Task brief → Read the material below and count the lines holding the string "Шапсуг". Give that count with nothing added.

Data shown →
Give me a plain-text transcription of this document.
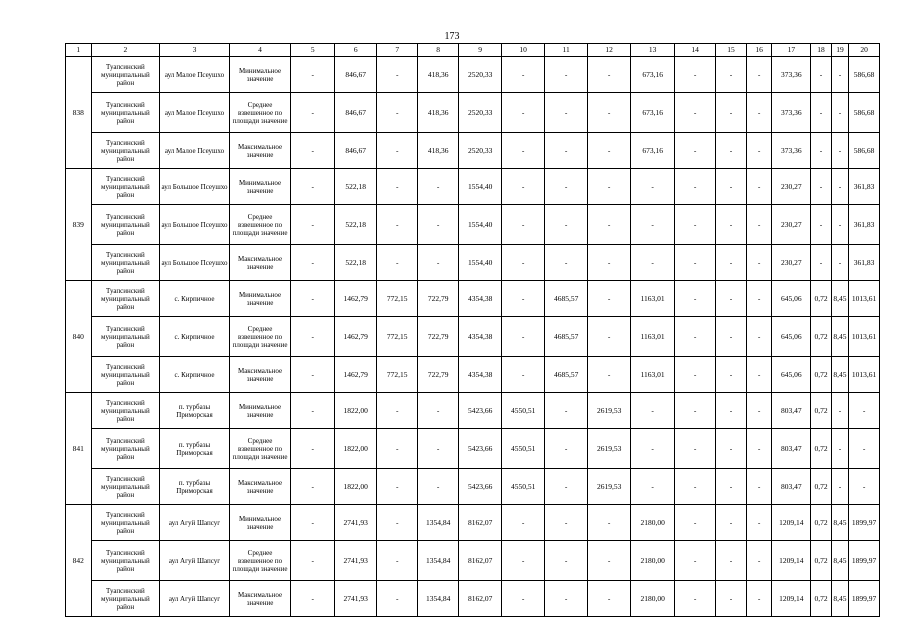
173
1	2	3	4	5	6	7	8	9	10	11	12	13	14	15	16	17	18	19	20
838	Туапсинский муниципальный район	аул Малое Псеушхо	Минимальное значение	-	846,67	-	418,36	2520,33	-	-	-	673,16	-	-	-	373,36	-	-	586,68
	Туапсинский муниципальный район	аул Малое Псеушхо	Среднее взвешенное по площади значение	-	846,67	-	418,36	2520,33	-	-	-	673,16	-	-	-	373,36	-	-	586,68
	Туапсинский муниципальный район	аул Малое Псеушхо	Максимальное значение	-	846,67	-	418,36	2520,33	-	-	-	673,16	-	-	-	373,36	-	-	586,68
839	Туапсинский муниципальный район	аул Большое Псеушхо	Минимальное значение	-	522,18	-	-	1554,40	-	-	-	-	-	-	-	230,27	-	-	361,83
	Туапсинский муниципальный район	аул Большое Псеушхо	Среднее взвешенное по площади значение	-	522,18	-	-	1554,40	-	-	-	-	-	-	-	230,27	-	-	361,83
	Туапсинский муниципальный район	аул Большое Псеушхо	Максимальное значение	-	522,18	-	-	1554,40	-	-	-	-	-	-	-	230,27	-	-	361,83
840	Туапсинский муниципальный район	с. Кирпичное	Минимальное значение	-	1462,79	772,15	722,79	4354,38	-	4685,57	-	1163,01	-	-	-	645,06	0,72	8,45	1013,61
	Туапсинский муниципальный район	с. Кирпичное	Среднее взвешенное по площади значение	-	1462,79	772,15	722,79	4354,38	-	4685,57	-	1163,01	-	-	-	645,06	0,72	8,45	1013,61
	Туапсинский муниципальный район	с. Кирпичное	Максимальное значение	-	1462,79	772,15	722,79	4354,38	-	4685,57	-	1163,01	-	-	-	645,06	0,72	8,45	1013,61
841	Туапсинский муниципальный район	п. турбазы Приморская	Минимальное значение	-	1822,00	-	-	5423,66	4550,51	-	2619,53	-	-	-	-	803,47	0,72	-	-
	Туапсинский муниципальный район	п. турбазы Приморская	Среднее взвешенное по площади значение	-	1822,00	-	-	5423,66	4550,51	-	2619,53	-	-	-	-	803,47	0,72	-	-
	Туапсинский муниципальный район	п. турбазы Приморская	Максимальное значение	-	1822,00	-	-	5423,66	4550,51	-	2619,53	-	-	-	-	803,47	0,72	-	-
842	Туапсинский муниципальный район	аул Агуй Шапсуг	Минимальное значение	-	2741,93	-	1354,84	8162,07	-	-	-	2180,00	-	-	-	1209,14	0,72	8,45	1899,97
	Туапсинский муниципальный район	аул Агуй Шапсуг	Среднее взвешенное по площади значение	-	2741,93	-	1354,84	8162,07	-	-	-	2180,00	-	-	-	1209,14	0,72	8,45	1899,97
	Туапсинский муниципальный район	аул Агуй Шапсуг	Максимальное значение	-	2741,93	-	1354,84	8162,07	-	-	-	2180,00	-	-	-	1209,14	0,72	8,45	1899,97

Result → 3